■ **The request**:
Rewrite the stretch from the line containing "legend-item-gfdn: GFDN —" through the line containing "canary-islands — [964, 629, 990, 643]", swapping "forecast-point" for "model-point" and leaving everything else unchanged.

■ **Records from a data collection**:
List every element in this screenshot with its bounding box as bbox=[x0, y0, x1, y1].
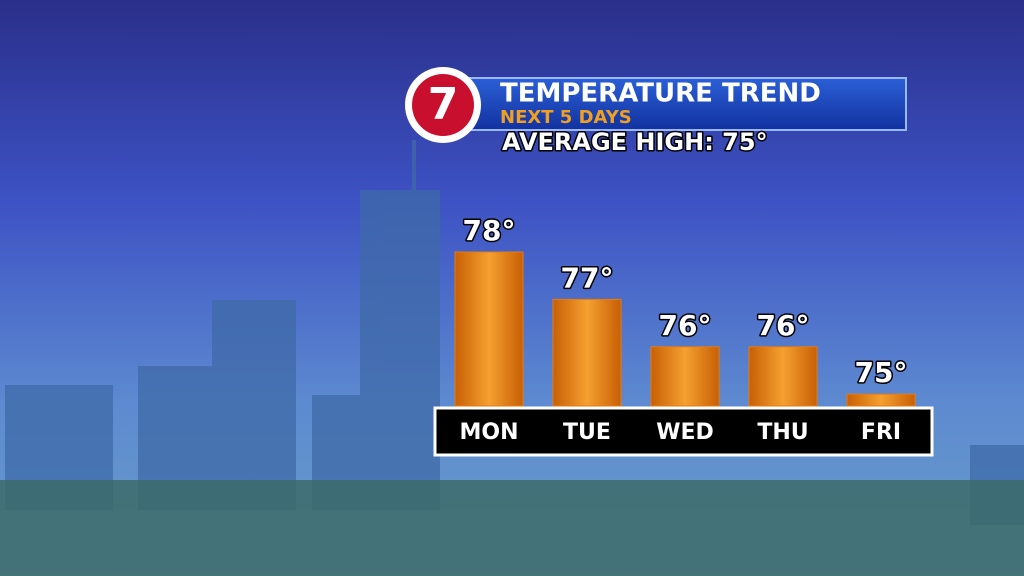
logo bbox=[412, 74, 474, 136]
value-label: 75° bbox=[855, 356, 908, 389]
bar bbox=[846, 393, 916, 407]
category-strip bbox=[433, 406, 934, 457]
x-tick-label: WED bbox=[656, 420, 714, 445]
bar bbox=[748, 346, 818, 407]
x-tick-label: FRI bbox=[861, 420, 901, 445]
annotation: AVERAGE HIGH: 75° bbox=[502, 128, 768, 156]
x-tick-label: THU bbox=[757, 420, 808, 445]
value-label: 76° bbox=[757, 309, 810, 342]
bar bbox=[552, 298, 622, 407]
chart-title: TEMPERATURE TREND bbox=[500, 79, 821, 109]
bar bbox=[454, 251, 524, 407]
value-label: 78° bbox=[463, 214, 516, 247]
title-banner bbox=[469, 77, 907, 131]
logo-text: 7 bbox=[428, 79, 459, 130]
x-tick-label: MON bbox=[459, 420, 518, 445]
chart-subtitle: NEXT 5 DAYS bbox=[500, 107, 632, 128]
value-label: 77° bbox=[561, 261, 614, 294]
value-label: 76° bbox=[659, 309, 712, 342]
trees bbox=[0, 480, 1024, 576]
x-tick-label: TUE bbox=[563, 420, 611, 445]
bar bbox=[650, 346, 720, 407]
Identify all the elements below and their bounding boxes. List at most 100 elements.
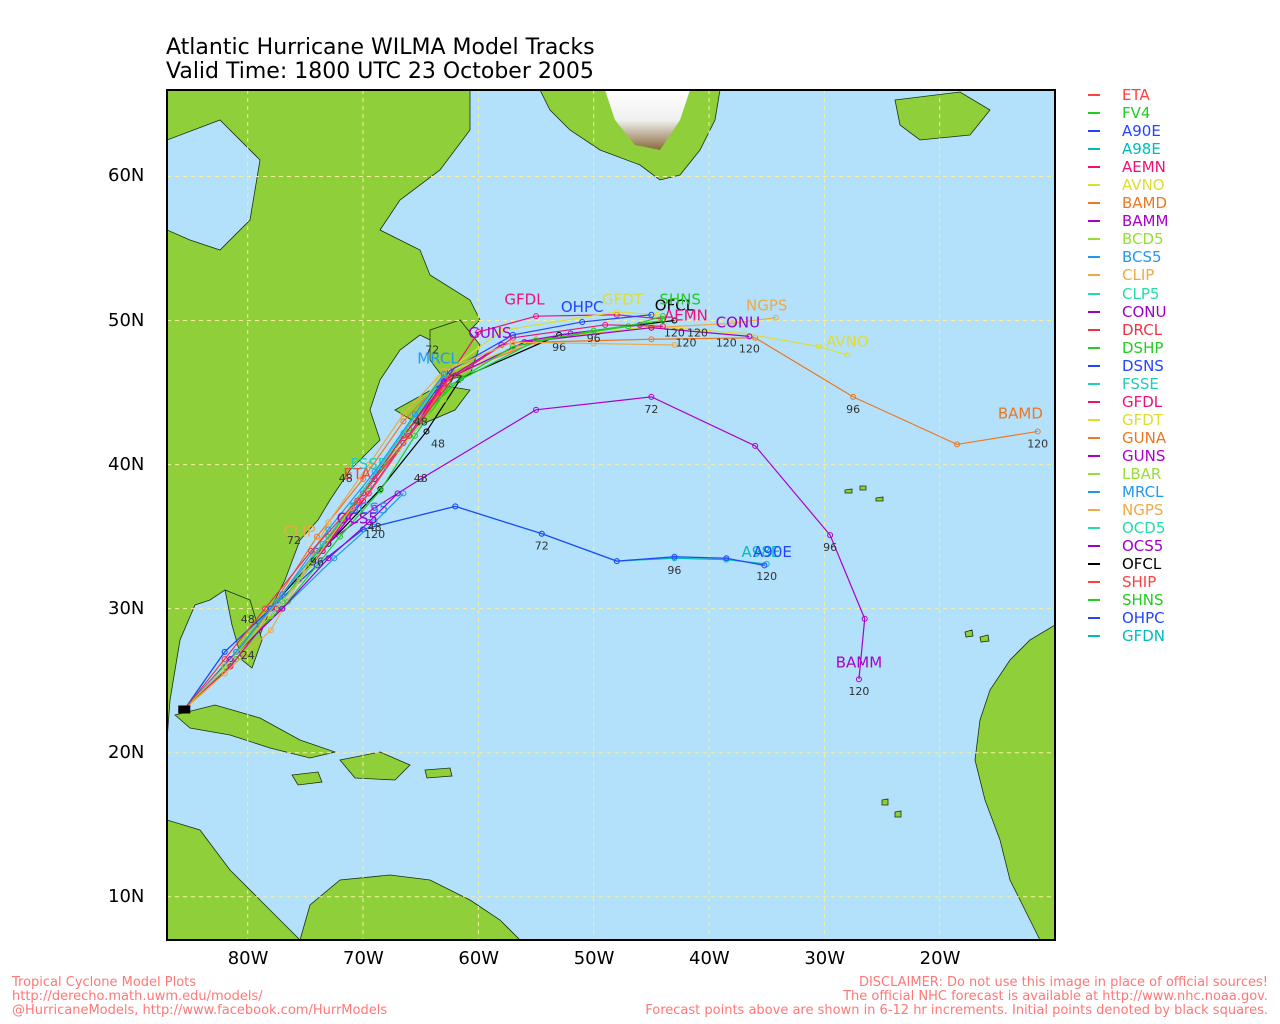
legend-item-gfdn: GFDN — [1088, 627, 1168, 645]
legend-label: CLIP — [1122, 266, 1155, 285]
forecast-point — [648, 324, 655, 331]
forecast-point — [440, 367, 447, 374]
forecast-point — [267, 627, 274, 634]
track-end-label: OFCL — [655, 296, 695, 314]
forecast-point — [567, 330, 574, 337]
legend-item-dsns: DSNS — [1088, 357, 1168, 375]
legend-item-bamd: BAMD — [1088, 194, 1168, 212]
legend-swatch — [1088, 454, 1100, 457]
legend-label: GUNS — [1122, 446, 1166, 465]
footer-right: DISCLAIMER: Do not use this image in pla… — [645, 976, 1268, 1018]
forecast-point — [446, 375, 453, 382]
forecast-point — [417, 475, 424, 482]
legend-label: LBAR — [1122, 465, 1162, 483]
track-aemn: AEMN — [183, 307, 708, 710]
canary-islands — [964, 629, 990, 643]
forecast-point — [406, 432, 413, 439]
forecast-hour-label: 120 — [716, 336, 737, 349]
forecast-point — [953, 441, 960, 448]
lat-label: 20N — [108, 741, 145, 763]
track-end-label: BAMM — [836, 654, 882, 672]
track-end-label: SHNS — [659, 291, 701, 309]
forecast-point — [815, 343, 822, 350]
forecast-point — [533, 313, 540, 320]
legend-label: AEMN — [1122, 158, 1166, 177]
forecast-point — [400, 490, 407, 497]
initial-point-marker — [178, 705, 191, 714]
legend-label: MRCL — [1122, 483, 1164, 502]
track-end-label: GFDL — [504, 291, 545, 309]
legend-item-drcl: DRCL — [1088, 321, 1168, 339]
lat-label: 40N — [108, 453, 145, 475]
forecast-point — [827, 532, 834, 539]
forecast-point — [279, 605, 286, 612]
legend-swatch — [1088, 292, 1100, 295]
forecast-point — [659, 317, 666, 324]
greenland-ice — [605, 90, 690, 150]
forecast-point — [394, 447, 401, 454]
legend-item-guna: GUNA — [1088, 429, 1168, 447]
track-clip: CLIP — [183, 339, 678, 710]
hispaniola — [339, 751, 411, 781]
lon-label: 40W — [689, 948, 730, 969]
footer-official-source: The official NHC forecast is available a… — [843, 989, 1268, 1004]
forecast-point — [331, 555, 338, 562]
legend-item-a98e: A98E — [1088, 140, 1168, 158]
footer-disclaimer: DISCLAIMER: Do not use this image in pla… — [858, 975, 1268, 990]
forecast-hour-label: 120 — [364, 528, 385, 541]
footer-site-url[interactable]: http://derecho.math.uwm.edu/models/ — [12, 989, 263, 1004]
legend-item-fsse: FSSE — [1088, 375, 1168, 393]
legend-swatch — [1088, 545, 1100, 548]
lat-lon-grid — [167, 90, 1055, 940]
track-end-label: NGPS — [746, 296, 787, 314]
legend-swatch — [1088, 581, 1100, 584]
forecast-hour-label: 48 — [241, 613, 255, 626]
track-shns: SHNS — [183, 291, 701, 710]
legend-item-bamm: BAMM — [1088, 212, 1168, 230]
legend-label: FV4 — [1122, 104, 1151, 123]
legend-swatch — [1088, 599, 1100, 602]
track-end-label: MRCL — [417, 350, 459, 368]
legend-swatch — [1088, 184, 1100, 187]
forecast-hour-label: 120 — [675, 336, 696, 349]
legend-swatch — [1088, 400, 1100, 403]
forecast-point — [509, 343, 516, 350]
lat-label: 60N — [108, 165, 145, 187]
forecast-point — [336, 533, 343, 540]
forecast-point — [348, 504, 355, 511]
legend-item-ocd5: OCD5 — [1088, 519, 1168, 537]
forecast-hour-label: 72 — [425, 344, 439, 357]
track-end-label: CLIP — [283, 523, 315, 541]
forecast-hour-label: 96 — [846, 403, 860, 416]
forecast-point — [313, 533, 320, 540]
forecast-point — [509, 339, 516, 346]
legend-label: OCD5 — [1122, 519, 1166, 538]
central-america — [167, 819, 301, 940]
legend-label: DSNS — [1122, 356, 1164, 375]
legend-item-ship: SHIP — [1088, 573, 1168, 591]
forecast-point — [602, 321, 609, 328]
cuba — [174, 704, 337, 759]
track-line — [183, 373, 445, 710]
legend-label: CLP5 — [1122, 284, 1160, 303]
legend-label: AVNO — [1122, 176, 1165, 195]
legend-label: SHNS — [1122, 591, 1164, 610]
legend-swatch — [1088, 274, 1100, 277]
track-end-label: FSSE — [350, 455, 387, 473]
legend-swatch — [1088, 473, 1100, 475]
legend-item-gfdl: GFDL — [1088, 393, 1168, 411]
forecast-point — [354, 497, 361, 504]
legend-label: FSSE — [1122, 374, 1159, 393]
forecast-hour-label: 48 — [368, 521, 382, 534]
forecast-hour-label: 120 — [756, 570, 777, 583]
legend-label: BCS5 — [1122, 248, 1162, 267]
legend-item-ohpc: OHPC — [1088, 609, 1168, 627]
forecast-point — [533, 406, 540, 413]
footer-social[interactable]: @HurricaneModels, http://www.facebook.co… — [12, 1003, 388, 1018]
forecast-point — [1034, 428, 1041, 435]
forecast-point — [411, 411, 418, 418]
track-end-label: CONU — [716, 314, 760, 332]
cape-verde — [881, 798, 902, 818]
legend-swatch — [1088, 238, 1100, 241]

...

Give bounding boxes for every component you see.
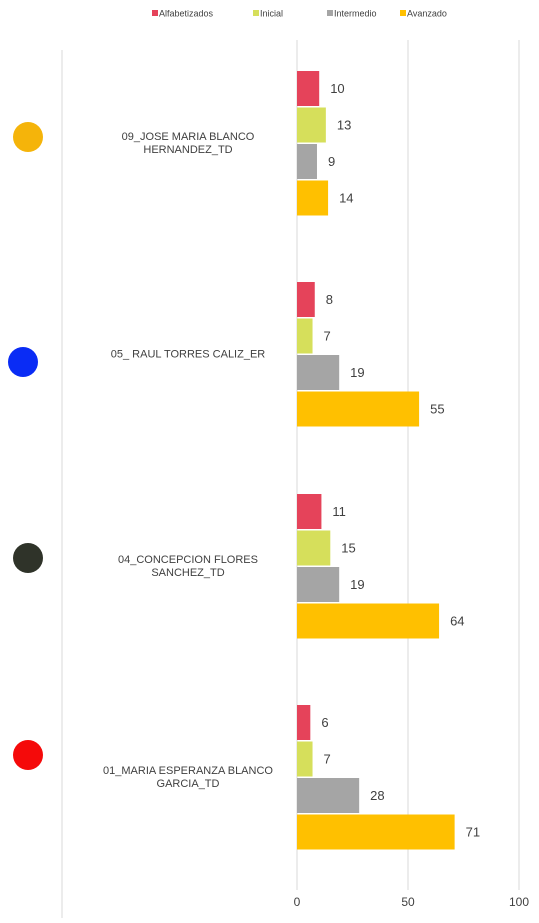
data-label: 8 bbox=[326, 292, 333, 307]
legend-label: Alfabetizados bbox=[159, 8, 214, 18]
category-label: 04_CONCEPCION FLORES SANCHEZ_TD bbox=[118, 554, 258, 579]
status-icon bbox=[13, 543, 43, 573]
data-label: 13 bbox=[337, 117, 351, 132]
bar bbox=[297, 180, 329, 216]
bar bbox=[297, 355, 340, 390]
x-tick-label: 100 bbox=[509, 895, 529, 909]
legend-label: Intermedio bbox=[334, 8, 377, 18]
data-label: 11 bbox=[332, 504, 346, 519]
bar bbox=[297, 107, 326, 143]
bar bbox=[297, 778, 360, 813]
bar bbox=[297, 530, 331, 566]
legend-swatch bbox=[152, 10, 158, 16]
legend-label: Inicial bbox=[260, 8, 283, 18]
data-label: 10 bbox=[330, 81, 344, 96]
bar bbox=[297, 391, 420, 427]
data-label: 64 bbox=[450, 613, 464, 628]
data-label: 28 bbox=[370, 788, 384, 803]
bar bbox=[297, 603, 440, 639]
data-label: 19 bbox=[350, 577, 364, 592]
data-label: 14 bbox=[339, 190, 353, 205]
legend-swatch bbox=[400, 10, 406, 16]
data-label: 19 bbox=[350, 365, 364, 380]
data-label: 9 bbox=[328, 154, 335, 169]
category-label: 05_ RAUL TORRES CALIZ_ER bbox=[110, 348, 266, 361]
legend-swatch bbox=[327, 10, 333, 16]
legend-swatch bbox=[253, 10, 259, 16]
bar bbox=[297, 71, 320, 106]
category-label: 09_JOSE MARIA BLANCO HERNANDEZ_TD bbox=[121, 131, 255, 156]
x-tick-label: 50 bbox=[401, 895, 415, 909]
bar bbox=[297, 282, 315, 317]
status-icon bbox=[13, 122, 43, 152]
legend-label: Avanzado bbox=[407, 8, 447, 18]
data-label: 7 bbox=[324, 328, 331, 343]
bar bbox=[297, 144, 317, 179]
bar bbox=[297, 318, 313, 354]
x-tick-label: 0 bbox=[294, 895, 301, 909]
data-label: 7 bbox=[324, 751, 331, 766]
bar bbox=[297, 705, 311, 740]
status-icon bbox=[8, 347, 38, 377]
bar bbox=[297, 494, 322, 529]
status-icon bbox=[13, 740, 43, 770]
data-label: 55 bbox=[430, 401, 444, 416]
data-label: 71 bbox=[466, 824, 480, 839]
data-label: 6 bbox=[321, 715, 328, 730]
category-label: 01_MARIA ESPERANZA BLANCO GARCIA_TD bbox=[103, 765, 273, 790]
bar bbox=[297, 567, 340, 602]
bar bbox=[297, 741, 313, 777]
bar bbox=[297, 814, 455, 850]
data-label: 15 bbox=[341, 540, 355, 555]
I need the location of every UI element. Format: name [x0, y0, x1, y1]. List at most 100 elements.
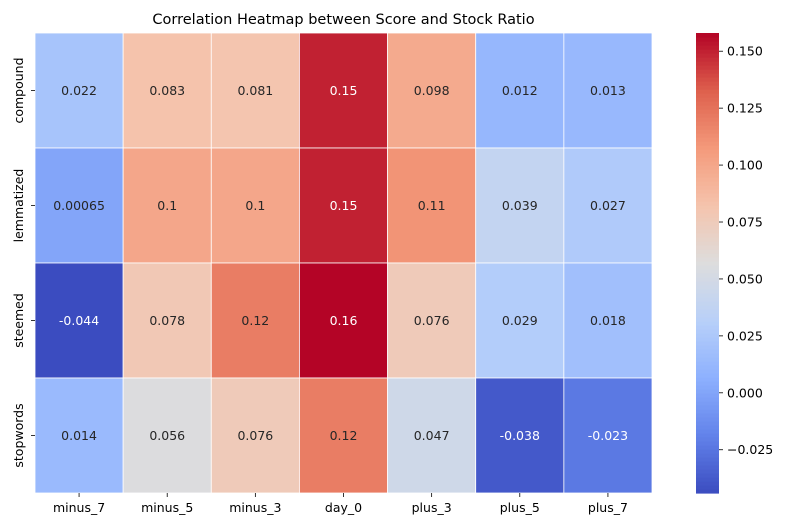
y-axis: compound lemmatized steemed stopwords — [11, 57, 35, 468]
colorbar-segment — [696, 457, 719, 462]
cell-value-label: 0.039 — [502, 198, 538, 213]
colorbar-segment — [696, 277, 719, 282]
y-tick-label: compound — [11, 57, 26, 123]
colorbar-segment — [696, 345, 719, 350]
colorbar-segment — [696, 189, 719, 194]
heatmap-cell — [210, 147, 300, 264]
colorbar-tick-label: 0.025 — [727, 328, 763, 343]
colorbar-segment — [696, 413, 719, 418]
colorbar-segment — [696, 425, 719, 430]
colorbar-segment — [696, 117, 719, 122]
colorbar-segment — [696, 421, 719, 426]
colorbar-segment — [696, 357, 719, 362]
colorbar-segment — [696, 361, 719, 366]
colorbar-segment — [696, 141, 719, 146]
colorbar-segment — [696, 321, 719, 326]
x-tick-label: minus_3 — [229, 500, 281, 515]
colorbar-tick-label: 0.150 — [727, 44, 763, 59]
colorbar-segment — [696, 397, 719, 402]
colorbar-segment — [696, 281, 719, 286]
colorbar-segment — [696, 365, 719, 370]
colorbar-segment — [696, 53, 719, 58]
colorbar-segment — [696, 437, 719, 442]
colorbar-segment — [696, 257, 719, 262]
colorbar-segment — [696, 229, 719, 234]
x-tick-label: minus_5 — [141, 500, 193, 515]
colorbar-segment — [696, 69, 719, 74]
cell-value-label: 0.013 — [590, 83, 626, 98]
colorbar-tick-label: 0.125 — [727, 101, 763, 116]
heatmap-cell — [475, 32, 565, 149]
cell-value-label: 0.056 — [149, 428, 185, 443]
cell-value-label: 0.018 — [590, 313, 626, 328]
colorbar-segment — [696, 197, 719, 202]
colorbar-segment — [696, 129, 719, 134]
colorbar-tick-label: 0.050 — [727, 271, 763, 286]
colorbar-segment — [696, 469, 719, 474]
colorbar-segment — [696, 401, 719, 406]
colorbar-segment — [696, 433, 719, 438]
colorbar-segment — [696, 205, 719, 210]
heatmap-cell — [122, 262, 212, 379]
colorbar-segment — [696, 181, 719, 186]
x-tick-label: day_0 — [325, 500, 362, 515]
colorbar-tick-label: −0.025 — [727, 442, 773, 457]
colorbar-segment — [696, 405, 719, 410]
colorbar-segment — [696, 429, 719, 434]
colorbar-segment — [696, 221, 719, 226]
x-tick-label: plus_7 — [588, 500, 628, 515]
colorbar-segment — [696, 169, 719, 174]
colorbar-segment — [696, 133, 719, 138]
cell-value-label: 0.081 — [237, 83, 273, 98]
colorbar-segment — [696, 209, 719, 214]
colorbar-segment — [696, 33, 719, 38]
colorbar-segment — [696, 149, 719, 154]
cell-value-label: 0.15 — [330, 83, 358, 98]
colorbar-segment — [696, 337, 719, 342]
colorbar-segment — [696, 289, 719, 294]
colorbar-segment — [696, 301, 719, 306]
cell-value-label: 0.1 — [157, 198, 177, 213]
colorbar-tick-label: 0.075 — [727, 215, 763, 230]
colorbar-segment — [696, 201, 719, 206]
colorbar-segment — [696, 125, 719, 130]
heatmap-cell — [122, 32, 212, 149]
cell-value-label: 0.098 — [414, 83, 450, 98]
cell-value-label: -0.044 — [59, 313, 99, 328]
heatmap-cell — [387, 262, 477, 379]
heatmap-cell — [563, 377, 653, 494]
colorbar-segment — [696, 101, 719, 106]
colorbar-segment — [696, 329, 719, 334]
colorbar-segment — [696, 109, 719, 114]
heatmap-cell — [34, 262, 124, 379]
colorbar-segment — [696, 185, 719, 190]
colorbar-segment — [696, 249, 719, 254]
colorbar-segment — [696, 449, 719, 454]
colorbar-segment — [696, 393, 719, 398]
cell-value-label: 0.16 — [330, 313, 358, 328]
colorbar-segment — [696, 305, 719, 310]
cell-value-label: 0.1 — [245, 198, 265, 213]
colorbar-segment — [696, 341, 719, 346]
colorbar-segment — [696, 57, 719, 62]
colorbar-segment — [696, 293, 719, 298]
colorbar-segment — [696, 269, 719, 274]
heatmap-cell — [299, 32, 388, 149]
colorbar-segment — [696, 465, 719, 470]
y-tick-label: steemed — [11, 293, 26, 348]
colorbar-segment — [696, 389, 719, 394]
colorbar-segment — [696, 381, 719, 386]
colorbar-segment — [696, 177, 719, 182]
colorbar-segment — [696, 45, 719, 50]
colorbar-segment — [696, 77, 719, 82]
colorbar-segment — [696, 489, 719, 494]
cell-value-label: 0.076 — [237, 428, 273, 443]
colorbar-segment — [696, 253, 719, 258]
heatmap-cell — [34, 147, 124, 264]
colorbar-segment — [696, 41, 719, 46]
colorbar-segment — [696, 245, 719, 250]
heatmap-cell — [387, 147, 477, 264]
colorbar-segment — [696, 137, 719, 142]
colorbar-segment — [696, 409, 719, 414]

■ **Solution to this task**:
legend-item-gfdn: GFDN — [1088, 627, 1168, 645]
legend-label: CLIP — [1122, 266, 1155, 285]
model-point — [648, 324, 655, 331]
model-point — [440, 367, 447, 374]
model-point — [267, 627, 274, 634]
track-end-label: OFCL — [655, 296, 695, 314]
model-point — [567, 330, 574, 337]
legend-item-dsns: DSNS — [1088, 357, 1168, 375]
legend-item-bamd: BAMD — [1088, 194, 1168, 212]
legend-swatch — [1088, 454, 1100, 457]
legend-label: GUNS — [1122, 446, 1166, 465]
footer-right: DISCLAIMER: Do not use this image in pla… — [645, 976, 1268, 1018]
model-point — [446, 375, 453, 382]
model-point — [417, 475, 424, 482]
legend-label: LBAR — [1122, 465, 1162, 483]
track-aemn: AEMN — [183, 307, 708, 710]
canary-islands — [964, 629, 990, 643]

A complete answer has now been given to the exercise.